WHAT IS EXPECTED: Your task is to reproduce the material exactly.
--- MATERIAL FOR THIS EXERCISE ---
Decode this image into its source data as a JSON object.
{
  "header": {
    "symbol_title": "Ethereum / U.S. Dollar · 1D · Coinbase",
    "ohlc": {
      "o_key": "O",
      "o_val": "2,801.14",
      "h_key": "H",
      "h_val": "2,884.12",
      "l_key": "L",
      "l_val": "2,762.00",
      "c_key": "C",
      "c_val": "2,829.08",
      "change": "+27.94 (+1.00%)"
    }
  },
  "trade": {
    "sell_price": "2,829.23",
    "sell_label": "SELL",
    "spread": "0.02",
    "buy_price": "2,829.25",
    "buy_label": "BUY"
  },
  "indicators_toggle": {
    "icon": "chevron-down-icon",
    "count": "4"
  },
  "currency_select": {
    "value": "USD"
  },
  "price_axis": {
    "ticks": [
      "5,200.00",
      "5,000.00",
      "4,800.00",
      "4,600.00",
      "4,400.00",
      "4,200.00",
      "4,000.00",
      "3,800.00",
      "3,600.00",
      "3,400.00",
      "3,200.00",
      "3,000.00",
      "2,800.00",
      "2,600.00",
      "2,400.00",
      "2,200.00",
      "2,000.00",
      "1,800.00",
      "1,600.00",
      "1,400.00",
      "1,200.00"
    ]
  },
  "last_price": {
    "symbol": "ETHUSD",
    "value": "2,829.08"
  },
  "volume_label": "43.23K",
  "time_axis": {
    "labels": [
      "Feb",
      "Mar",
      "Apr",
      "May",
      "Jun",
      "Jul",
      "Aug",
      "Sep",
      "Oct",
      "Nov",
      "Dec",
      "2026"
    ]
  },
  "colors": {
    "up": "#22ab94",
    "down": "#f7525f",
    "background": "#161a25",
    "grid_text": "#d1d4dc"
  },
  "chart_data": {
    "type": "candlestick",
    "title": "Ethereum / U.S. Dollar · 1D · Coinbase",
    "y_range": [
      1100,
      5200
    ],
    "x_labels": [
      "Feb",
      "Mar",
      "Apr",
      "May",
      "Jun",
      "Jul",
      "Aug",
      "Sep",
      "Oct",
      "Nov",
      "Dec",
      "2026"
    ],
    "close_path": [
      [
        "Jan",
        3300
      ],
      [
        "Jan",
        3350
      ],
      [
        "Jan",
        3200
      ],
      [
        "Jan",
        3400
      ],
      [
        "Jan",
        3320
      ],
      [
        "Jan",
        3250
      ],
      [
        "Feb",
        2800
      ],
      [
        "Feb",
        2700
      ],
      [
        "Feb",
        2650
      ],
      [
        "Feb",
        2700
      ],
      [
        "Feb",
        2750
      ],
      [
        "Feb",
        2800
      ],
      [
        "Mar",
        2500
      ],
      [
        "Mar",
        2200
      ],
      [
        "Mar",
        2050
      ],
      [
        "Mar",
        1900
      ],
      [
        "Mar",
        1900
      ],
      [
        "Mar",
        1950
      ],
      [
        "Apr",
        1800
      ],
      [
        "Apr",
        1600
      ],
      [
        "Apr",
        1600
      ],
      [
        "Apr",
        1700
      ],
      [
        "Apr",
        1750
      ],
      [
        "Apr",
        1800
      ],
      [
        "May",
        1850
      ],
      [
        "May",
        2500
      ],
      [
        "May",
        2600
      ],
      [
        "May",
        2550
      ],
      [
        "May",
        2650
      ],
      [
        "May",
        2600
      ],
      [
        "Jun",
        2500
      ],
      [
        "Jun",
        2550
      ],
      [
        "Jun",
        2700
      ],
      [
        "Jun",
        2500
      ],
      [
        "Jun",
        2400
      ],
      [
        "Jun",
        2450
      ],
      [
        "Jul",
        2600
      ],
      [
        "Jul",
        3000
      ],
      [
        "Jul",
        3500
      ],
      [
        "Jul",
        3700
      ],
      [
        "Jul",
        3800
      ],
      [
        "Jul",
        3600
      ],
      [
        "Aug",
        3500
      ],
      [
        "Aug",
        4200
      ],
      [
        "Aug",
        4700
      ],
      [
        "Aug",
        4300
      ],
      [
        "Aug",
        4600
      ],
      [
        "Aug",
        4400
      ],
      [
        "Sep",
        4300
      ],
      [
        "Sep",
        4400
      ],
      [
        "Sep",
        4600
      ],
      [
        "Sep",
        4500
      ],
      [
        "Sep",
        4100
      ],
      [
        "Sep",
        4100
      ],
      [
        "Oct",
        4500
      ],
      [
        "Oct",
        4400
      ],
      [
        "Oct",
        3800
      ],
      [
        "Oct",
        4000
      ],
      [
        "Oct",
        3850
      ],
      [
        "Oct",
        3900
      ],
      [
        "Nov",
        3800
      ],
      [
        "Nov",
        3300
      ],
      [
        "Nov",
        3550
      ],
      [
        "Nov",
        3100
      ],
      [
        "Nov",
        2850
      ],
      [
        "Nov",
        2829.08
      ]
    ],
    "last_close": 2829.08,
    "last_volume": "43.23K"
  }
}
---
ANSWER TO THIS PROBLEM:
Decode this image into its source data as a JSON object.
{
  "header": {
    "symbol_title": "Ethereum / U.S. Dollar · 1D · Coinbase",
    "ohlc": {
      "o_key": "O",
      "o_val": "2,801.14",
      "h_key": "H",
      "h_val": "2,884.12",
      "l_key": "L",
      "l_val": "2,762.00",
      "c_key": "C",
      "c_val": "2,829.08",
      "change": "+27.94 (+1.00%)"
    }
  },
  "trade": {
    "sell_price": "2,829.23",
    "sell_label": "SELL",
    "spread": "0.02",
    "buy_price": "2,829.25",
    "buy_label": "BUY"
  },
  "indicators_toggle": {
    "icon": "chevron-down-icon",
    "count": "4"
  },
  "currency_select": {
    "value": "USD"
  },
  "price_axis": {
    "ticks": [
      "5,200.00",
      "5,000.00",
      "4,800.00",
      "4,600.00",
      "4,400.00",
      "4,200.00",
      "4,000.00",
      "3,800.00",
      "3,600.00",
      "3,400.00",
      "3,200.00",
      "3,000.00",
      "2,800.00",
      "2,600.00",
      "2,400.00",
      "2,200.00",
      "2,000.00",
      "1,800.00",
      "1,600.00",
      "1,400.00",
      "1,200.00"
    ]
  },
  "last_price": {
    "symbol": "ETHUSD",
    "value": "2,829.08"
  },
  "volume_label": "43.23K",
  "time_axis": {
    "labels": [
      "Feb",
      "Mar",
      "Apr",
      "May",
      "Jun",
      "Jul",
      "Aug",
      "Sep",
      "Oct",
      "Nov",
      "Dec",
      "2026"
    ]
  },
  "colors": {
    "up": "#22ab94",
    "down": "#f7525f",
    "background": "#161a25",
    "grid_text": "#d1d4dc"
  },
  "chart_data": {
    "type": "candlestick",
    "title": "Ethereum / U.S. Dollar · 1D · Coinbase",
    "y_range": [
      1100,
      5200
    ],
    "x_labels": [
      "Feb",
      "Mar",
      "Apr",
      "May",
      "Jun",
      "Jul",
      "Aug",
      "Sep",
      "Oct",
      "Nov",
      "Dec",
      "2026"
    ],
    "close_path": [
      [
        "Jan",
        3300
      ],
      [
        "Jan",
        3350
      ],
      [
        "Jan",
        3200
      ],
      [
        "Jan",
        3400
      ],
      [
        "Jan",
        3320
      ],
      [
        "Jan",
        3250
      ],
      [
        "Feb",
        2800
      ],
      [
        "Feb",
        2700
      ],
      [
        "Feb",
        2650
      ],
      [
        "Feb",
        2700
      ],
      [
        "Feb",
        2750
      ],
      [
        "Feb",
        2800
      ],
      [
        "Mar",
        2500
      ],
      [
        "Mar",
        2200
      ],
      [
        "Mar",
        2050
      ],
      [
        "Mar",
        1900
      ],
      [
        "Mar",
        1900
      ],
      [
        "Mar",
        1950
      ],
      [
        "Apr",
        1800
      ],
      [
        "Apr",
        1600
      ],
      [
        "Apr",
        1600
      ],
      [
        "Apr",
        1700
      ],
      [
        "Apr",
        1750
      ],
      [
        "Apr",
        1800
      ],
      [
        "May",
        1850
      ],
      [
        "May",
        2500
      ],
      [
        "May",
        2600
      ],
      [
        "May",
        2550
      ],
      [
        "May",
        2650
      ],
      [
        "May",
        2600
      ],
      [
        "Jun",
        2500
      ],
      [
        "Jun",
        2550
      ],
      [
        "Jun",
        2700
      ],
      [
        "Jun",
        2500
      ],
      [
        "Jun",
        2400
      ],
      [
        "Jun",
        2450
      ],
      [
        "Jul",
        2600
      ],
      [
        "Jul",
        3000
      ],
      [
        "Jul",
        3500
      ],
      [
        "Jul",
        3700
      ],
      [
        "Jul",
        3800
      ],
      [
        "Jul",
        3600
      ],
      [
        "Aug",
        3500
      ],
      [
        "Aug",
        4200
      ],
      [
        "Aug",
        4700
      ],
      [
        "Aug",
        4300
      ],
      [
        "Aug",
        4600
      ],
      [
        "Aug",
        4400
      ],
      [
        "Sep",
        4300
      ],
      [
        "Sep",
        4400
      ],
      [
        "Sep",
        4600
      ],
      [
        "Sep",
        4500
      ],
      [
        "Sep",
        4100
      ],
      [
        "Sep",
        4100
      ],
      [
        "Oct",
        4500
      ],
      [
        "Oct",
        4400
      ],
      [
        "Oct",
        3800
      ],
      [
        "Oct",
        4000
      ],
      [
        "Oct",
        3850
      ],
      [
        "Oct",
        3900
      ],
      [
        "Nov",
        3800
      ],
      [
        "Nov",
        3300
      ],
      [
        "Nov",
        3550
      ],
      [
        "Nov",
        3100
      ],
      [
        "Nov",
        2850
      ],
      [
        "Nov",
        2829.08
      ]
    ],
    "last_close": 2829.08,
    "last_volume": "43.23K"
  }
}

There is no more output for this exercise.